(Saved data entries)

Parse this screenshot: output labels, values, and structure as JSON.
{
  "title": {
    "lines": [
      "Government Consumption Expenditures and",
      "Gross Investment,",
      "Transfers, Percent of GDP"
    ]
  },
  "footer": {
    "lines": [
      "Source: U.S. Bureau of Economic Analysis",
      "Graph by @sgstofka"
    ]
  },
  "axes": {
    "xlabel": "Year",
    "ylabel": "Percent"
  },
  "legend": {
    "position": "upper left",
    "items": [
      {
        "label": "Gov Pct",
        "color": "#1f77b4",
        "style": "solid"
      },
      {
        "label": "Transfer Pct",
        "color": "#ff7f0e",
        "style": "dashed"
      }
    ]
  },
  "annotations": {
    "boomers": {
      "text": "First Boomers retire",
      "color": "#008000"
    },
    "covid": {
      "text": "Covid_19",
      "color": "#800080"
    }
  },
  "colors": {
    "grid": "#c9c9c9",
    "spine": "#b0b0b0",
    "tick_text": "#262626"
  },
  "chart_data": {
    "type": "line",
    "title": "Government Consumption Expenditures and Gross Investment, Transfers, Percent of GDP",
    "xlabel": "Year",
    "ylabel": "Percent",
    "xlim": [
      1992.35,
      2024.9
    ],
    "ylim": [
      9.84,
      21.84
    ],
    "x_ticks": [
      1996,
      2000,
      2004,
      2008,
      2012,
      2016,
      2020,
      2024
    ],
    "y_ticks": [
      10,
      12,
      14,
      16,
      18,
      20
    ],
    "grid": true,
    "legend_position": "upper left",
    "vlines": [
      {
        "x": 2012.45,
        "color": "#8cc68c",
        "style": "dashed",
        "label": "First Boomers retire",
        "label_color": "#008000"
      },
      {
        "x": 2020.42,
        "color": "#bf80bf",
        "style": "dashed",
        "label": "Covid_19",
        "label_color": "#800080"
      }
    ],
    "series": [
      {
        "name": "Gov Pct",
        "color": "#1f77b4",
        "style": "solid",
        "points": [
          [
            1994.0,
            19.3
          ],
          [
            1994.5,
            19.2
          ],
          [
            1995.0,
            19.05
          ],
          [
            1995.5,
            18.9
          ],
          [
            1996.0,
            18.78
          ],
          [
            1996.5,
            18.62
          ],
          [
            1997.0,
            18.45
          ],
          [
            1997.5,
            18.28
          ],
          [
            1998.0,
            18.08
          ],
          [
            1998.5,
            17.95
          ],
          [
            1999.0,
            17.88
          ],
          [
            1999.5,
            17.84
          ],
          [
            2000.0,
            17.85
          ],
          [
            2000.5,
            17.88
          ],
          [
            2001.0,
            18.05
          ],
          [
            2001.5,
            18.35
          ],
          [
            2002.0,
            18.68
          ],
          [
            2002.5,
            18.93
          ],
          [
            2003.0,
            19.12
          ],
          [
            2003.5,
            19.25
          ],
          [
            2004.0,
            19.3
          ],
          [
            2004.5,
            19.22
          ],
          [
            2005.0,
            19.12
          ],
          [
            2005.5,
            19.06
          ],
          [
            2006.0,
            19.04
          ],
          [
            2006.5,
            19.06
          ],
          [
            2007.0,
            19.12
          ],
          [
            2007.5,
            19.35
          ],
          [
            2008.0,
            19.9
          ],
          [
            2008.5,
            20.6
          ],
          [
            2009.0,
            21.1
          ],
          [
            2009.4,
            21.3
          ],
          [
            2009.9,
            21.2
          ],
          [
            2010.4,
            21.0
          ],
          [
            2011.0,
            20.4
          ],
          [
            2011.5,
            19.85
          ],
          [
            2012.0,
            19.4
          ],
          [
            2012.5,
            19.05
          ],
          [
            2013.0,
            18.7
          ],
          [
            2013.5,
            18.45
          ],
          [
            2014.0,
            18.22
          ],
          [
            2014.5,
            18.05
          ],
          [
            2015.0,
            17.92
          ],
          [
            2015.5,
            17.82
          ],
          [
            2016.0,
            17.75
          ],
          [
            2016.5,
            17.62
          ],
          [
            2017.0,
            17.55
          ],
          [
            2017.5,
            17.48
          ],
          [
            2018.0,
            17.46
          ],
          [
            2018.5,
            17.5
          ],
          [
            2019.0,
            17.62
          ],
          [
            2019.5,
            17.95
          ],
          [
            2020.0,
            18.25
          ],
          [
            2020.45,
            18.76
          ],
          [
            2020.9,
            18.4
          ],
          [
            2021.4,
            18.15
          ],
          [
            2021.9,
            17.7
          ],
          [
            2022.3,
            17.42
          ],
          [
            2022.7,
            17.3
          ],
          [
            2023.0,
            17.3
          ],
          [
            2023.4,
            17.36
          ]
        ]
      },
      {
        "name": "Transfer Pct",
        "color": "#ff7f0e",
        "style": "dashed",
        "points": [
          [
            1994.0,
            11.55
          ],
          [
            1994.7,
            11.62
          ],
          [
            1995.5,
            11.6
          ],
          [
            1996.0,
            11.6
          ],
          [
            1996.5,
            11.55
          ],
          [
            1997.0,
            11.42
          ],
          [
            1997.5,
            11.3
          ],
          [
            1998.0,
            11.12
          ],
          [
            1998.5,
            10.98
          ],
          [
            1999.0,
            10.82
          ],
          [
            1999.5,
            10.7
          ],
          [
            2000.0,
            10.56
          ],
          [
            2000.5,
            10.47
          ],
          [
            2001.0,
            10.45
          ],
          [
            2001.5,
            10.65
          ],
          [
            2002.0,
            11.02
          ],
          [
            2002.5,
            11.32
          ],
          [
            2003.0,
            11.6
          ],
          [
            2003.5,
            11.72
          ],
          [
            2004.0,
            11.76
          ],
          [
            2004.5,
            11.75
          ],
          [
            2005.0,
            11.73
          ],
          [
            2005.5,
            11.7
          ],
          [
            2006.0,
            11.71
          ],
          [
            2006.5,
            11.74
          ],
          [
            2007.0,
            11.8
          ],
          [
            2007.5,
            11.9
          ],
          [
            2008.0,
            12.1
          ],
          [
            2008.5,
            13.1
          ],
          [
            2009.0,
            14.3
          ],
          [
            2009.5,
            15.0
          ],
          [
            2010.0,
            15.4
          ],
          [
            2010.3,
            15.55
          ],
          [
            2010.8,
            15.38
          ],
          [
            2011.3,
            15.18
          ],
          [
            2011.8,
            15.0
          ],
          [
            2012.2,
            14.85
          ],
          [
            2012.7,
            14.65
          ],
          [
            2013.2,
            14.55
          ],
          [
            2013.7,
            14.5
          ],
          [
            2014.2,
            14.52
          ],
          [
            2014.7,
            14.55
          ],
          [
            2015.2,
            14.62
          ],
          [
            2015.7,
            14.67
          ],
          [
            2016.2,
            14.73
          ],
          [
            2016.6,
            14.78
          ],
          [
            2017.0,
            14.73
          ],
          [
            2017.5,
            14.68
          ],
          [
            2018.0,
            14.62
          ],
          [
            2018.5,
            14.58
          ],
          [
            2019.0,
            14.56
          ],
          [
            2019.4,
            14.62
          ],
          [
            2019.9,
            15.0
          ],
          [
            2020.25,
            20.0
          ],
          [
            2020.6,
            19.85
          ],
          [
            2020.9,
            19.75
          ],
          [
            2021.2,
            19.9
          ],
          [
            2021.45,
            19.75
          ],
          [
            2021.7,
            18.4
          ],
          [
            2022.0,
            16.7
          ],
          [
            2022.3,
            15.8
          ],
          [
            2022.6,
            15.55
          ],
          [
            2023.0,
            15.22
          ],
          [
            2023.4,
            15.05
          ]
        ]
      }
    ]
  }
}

Work required:
Quote the entire listing above exactly.

Final answer:
Parse this screenshot: output labels, values, and structure as JSON.
{
  "title": {
    "lines": [
      "Government Consumption Expenditures and",
      "Gross Investment,",
      "Transfers, Percent of GDP"
    ]
  },
  "footer": {
    "lines": [
      "Source: U.S. Bureau of Economic Analysis",
      "Graph by @sgstofka"
    ]
  },
  "axes": {
    "xlabel": "Year",
    "ylabel": "Percent"
  },
  "legend": {
    "position": "upper left",
    "items": [
      {
        "label": "Gov Pct",
        "color": "#1f77b4",
        "style": "solid"
      },
      {
        "label": "Transfer Pct",
        "color": "#ff7f0e",
        "style": "dashed"
      }
    ]
  },
  "annotations": {
    "boomers": {
      "text": "First Boomers retire",
      "color": "#008000"
    },
    "covid": {
      "text": "Covid_19",
      "color": "#800080"
    }
  },
  "colors": {
    "grid": "#c9c9c9",
    "spine": "#b0b0b0",
    "tick_text": "#262626"
  },
  "chart_data": {
    "type": "line",
    "title": "Government Consumption Expenditures and Gross Investment, Transfers, Percent of GDP",
    "xlabel": "Year",
    "ylabel": "Percent",
    "xlim": [
      1992.35,
      2024.9
    ],
    "ylim": [
      9.84,
      21.84
    ],
    "x_ticks": [
      1996,
      2000,
      2004,
      2008,
      2012,
      2016,
      2020,
      2024
    ],
    "y_ticks": [
      10,
      12,
      14,
      16,
      18,
      20
    ],
    "grid": true,
    "legend_position": "upper left",
    "vlines": [
      {
        "x": 2012.45,
        "color": "#8cc68c",
        "style": "dashed",
        "label": "First Boomers retire",
        "label_color": "#008000"
      },
      {
        "x": 2020.42,
        "color": "#bf80bf",
        "style": "dashed",
        "label": "Covid_19",
        "label_color": "#800080"
      }
    ],
    "series": [
      {
        "name": "Gov Pct",
        "color": "#1f77b4",
        "style": "solid",
        "points": [
          [
            1994.0,
            19.3
          ],
          [
            1994.5,
            19.2
          ],
          [
            1995.0,
            19.05
          ],
          [
            1995.5,
            18.9
          ],
          [
            1996.0,
            18.78
          ],
          [
            1996.5,
            18.62
          ],
          [
            1997.0,
            18.45
          ],
          [
            1997.5,
            18.28
          ],
          [
            1998.0,
            18.08
          ],
          [
            1998.5,
            17.95
          ],
          [
            1999.0,
            17.88
          ],
          [
            1999.5,
            17.84
          ],
          [
            2000.0,
            17.85
          ],
          [
            2000.5,
            17.88
          ],
          [
            2001.0,
            18.05
          ],
          [
            2001.5,
            18.35
          ],
          [
            2002.0,
            18.68
          ],
          [
            2002.5,
            18.93
          ],
          [
            2003.0,
            19.12
          ],
          [
            2003.5,
            19.25
          ],
          [
            2004.0,
            19.3
          ],
          [
            2004.5,
            19.22
          ],
          [
            2005.0,
            19.12
          ],
          [
            2005.5,
            19.06
          ],
          [
            2006.0,
            19.04
          ],
          [
            2006.5,
            19.06
          ],
          [
            2007.0,
            19.12
          ],
          [
            2007.5,
            19.35
          ],
          [
            2008.0,
            19.9
          ],
          [
            2008.5,
            20.6
          ],
          [
            2009.0,
            21.1
          ],
          [
            2009.4,
            21.3
          ],
          [
            2009.9,
            21.2
          ],
          [
            2010.4,
            21.0
          ],
          [
            2011.0,
            20.4
          ],
          [
            2011.5,
            19.85
          ],
          [
            2012.0,
            19.4
          ],
          [
            2012.5,
            19.05
          ],
          [
            2013.0,
            18.7
          ],
          [
            2013.5,
            18.45
          ],
          [
            2014.0,
            18.22
          ],
          [
            2014.5,
            18.05
          ],
          [
            2015.0,
            17.92
          ],
          [
            2015.5,
            17.82
          ],
          [
            2016.0,
            17.75
          ],
          [
            2016.5,
            17.62
          ],
          [
            2017.0,
            17.55
          ],
          [
            2017.5,
            17.48
          ],
          [
            2018.0,
            17.46
          ],
          [
            2018.5,
            17.5
          ],
          [
            2019.0,
            17.62
          ],
          [
            2019.5,
            17.95
          ],
          [
            2020.0,
            18.25
          ],
          [
            2020.45,
            18.76
          ],
          [
            2020.9,
            18.4
          ],
          [
            2021.4,
            18.15
          ],
          [
            2021.9,
            17.7
          ],
          [
            2022.3,
            17.42
          ],
          [
            2022.7,
            17.3
          ],
          [
            2023.0,
            17.3
          ],
          [
            2023.4,
            17.36
          ]
        ]
      },
      {
        "name": "Transfer Pct",
        "color": "#ff7f0e",
        "style": "dashed",
        "points": [
          [
            1994.0,
            11.55
          ],
          [
            1994.7,
            11.62
          ],
          [
            1995.5,
            11.6
          ],
          [
            1996.0,
            11.6
          ],
          [
            1996.5,
            11.55
          ],
          [
            1997.0,
            11.42
          ],
          [
            1997.5,
            11.3
          ],
          [
            1998.0,
            11.12
          ],
          [
            1998.5,
            10.98
          ],
          [
            1999.0,
            10.82
          ],
          [
            1999.5,
            10.7
          ],
          [
            2000.0,
            10.56
          ],
          [
            2000.5,
            10.47
          ],
          [
            2001.0,
            10.45
          ],
          [
            2001.5,
            10.65
          ],
          [
            2002.0,
            11.02
          ],
          [
            2002.5,
            11.32
          ],
          [
            2003.0,
            11.6
          ],
          [
            2003.5,
            11.72
          ],
          [
            2004.0,
            11.76
          ],
          [
            2004.5,
            11.75
          ],
          [
            2005.0,
            11.73
          ],
          [
            2005.5,
            11.7
          ],
          [
            2006.0,
            11.71
          ],
          [
            2006.5,
            11.74
          ],
          [
            2007.0,
            11.8
          ],
          [
            2007.5,
            11.9
          ],
          [
            2008.0,
            12.1
          ],
          [
            2008.5,
            13.1
          ],
          [
            2009.0,
            14.3
          ],
          [
            2009.5,
            15.0
          ],
          [
            2010.0,
            15.4
          ],
          [
            2010.3,
            15.55
          ],
          [
            2010.8,
            15.38
          ],
          [
            2011.3,
            15.18
          ],
          [
            2011.8,
            15.0
          ],
          [
            2012.2,
            14.85
          ],
          [
            2012.7,
            14.65
          ],
          [
            2013.2,
            14.55
          ],
          [
            2013.7,
            14.5
          ],
          [
            2014.2,
            14.52
          ],
          [
            2014.7,
            14.55
          ],
          [
            2015.2,
            14.62
          ],
          [
            2015.7,
            14.67
          ],
          [
            2016.2,
            14.73
          ],
          [
            2016.6,
            14.78
          ],
          [
            2017.0,
            14.73
          ],
          [
            2017.5,
            14.68
          ],
          [
            2018.0,
            14.62
          ],
          [
            2018.5,
            14.58
          ],
          [
            2019.0,
            14.56
          ],
          [
            2019.4,
            14.62
          ],
          [
            2019.9,
            15.0
          ],
          [
            2020.25,
            20.0
          ],
          [
            2020.6,
            19.85
          ],
          [
            2020.9,
            19.75
          ],
          [
            2021.2,
            19.9
          ],
          [
            2021.45,
            19.75
          ],
          [
            2021.7,
            18.4
          ],
          [
            2022.0,
            16.7
          ],
          [
            2022.3,
            15.8
          ],
          [
            2022.6,
            15.55
          ],
          [
            2023.0,
            15.22
          ],
          [
            2023.4,
            15.05
          ]
        ]
      }
    ]
  }
}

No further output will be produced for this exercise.